*TASK DESCRIPTION*. Print, exactly and completely, every entry in the data.

*Some records*.
==============================

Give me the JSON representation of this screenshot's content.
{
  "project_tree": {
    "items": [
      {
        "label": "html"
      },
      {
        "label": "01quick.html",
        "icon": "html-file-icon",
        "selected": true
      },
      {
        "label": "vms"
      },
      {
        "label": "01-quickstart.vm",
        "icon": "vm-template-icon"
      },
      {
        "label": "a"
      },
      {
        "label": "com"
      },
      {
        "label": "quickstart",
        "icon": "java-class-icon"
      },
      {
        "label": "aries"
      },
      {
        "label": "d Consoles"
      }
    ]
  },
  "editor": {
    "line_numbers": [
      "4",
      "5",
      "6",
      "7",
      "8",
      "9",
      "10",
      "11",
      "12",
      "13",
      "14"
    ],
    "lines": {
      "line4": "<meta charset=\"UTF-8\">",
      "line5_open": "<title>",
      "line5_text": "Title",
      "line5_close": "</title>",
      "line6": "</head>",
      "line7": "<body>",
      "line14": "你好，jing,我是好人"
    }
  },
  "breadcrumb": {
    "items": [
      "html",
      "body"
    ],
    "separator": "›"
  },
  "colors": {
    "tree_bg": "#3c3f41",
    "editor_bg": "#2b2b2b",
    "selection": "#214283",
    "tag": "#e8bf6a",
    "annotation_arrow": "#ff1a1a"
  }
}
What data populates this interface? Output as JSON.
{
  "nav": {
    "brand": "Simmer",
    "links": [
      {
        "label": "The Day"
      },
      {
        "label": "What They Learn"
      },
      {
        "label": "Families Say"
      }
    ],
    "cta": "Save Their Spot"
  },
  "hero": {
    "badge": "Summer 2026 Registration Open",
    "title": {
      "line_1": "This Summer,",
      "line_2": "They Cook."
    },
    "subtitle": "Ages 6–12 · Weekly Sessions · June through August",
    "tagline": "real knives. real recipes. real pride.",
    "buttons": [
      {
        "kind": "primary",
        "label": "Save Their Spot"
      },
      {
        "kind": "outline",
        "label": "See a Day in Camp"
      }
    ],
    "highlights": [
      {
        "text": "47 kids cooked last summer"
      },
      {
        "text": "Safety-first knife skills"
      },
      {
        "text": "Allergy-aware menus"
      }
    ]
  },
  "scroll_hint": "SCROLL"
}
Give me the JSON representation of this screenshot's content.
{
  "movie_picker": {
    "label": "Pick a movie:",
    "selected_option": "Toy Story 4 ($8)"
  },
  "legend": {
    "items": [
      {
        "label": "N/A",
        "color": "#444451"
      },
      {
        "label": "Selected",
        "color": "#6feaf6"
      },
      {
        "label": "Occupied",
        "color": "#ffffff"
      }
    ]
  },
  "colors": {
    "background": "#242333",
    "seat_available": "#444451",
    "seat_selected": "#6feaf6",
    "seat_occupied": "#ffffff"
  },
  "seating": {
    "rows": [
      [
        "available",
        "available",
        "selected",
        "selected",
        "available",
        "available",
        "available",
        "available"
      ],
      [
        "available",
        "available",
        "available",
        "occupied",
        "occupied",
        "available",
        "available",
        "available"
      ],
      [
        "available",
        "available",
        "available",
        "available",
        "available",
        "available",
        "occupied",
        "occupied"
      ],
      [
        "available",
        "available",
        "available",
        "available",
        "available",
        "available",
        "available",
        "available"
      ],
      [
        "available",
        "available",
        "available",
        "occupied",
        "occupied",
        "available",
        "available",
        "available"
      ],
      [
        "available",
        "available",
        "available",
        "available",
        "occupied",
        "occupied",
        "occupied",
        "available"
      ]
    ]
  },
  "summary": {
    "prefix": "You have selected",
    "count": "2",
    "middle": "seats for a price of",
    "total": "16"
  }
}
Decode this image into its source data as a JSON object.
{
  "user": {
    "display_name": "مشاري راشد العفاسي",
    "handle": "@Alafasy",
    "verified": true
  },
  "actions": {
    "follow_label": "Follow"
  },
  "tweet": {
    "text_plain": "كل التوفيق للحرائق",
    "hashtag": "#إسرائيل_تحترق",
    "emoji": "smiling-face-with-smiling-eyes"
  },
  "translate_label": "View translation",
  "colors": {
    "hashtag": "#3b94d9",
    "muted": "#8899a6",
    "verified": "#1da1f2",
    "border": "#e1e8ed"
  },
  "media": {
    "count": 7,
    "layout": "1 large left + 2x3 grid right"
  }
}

==============================

*COMPLETE RESPONSE*.
Give me the JSON representation of this screenshot's content.
{
  "project_tree": {
    "items": [
      {
        "label": "html"
      },
      {
        "label": "01quick.html",
        "icon": "html-file-icon",
        "selected": true
      },
      {
        "label": "vms"
      },
      {
        "label": "01-quickstart.vm",
        "icon": "vm-template-icon"
      },
      {
        "label": "a"
      },
      {
        "label": "com"
      },
      {
        "label": "quickstart",
        "icon": "java-class-icon"
      },
      {
        "label": "aries"
      },
      {
        "label": "d Consoles"
      }
    ]
  },
  "editor": {
    "line_numbers": [
      "4",
      "5",
      "6",
      "7",
      "8",
      "9",
      "10",
      "11",
      "12",
      "13",
      "14"
    ],
    "lines": {
      "line4": "<meta charset=\"UTF-8\">",
      "line5_open": "<title>",
      "line5_text": "Title",
      "line5_close": "</title>",
      "line6": "</head>",
      "line7": "<body>",
      "line14": "你好，jing,我是好人"
    }
  },
  "breadcrumb": {
    "items": [
      "html",
      "body"
    ],
    "separator": "›"
  },
  "colors": {
    "tree_bg": "#3c3f41",
    "editor_bg": "#2b2b2b",
    "selection": "#214283",
    "tag": "#e8bf6a",
    "annotation_arrow": "#ff1a1a"
  }
}
What data populates this interface? Output as JSON.
{
  "nav": {
    "brand": "Simmer",
    "links": [
      {
        "label": "The Day"
      },
      {
        "label": "What They Learn"
      },
      {
        "label": "Families Say"
      }
    ],
    "cta": "Save Their Spot"
  },
  "hero": {
    "badge": "Summer 2026 Registration Open",
    "title": {
      "line_1": "This Summer,",
      "line_2": "They Cook."
    },
    "subtitle": "Ages 6–12 · Weekly Sessions · June through August",
    "tagline": "real knives. real recipes. real pride.",
    "buttons": [
      {
        "kind": "primary",
        "label": "Save Their Spot"
      },
      {
        "kind": "outline",
        "label": "See a Day in Camp"
      }
    ],
    "highlights": [
      {
        "text": "47 kids cooked last summer"
      },
      {
        "text": "Safety-first knife skills"
      },
      {
        "text": "Allergy-aware menus"
      }
    ]
  },
  "scroll_hint": "SCROLL"
}
Give me the JSON representation of this screenshot's content.
{
  "movie_picker": {
    "label": "Pick a movie:",
    "selected_option": "Toy Story 4 ($8)"
  },
  "legend": {
    "items": [
      {
        "label": "N/A",
        "color": "#444451"
      },
      {
        "label": "Selected",
        "color": "#6feaf6"
      },
      {
        "label": "Occupied",
        "color": "#ffffff"
      }
    ]
  },
  "colors": {
    "background": "#242333",
    "seat_available": "#444451",
    "seat_selected": "#6feaf6",
    "seat_occupied": "#ffffff"
  },
  "seating": {
    "rows": [
      [
        "available",
        "available",
        "selected",
        "selected",
        "available",
        "available",
        "available",
        "available"
      ],
      [
        "available",
        "available",
        "available",
        "occupied",
        "occupied",
        "available",
        "available",
        "available"
      ],
      [
        "available",
        "available",
        "available",
        "available",
        "available",
        "available",
        "occupied",
        "occupied"
      ],
      [
        "available",
        "available",
        "available",
        "available",
        "available",
        "available",
        "available",
        "available"
      ],
      [
        "available",
        "available",
        "available",
        "occupied",
        "occupied",
        "available",
        "available",
        "available"
      ],
      [
        "available",
        "available",
        "available",
        "available",
        "occupied",
        "occupied",
        "occupied",
        "available"
      ]
    ]
  },
  "summary": {
    "prefix": "You have selected",
    "count": "2",
    "middle": "seats for a price of",
    "total": "16"
  }
}
Decode this image into its source data as a JSON object.
{
  "user": {
    "display_name": "مشاري راشد العفاسي",
    "handle": "@Alafasy",
    "verified": true
  },
  "actions": {
    "follow_label": "Follow"
  },
  "tweet": {
    "text_plain": "كل التوفيق للحرائق",
    "hashtag": "#إسرائيل_تحترق",
    "emoji": "smiling-face-with-smiling-eyes"
  },
  "translate_label": "View translation",
  "colors": {
    "hashtag": "#3b94d9",
    "muted": "#8899a6",
    "verified": "#1da1f2",
    "border": "#e1e8ed"
  },
  "media": {
    "count": 7,
    "layout": "1 large left + 2x3 grid right"
  }
}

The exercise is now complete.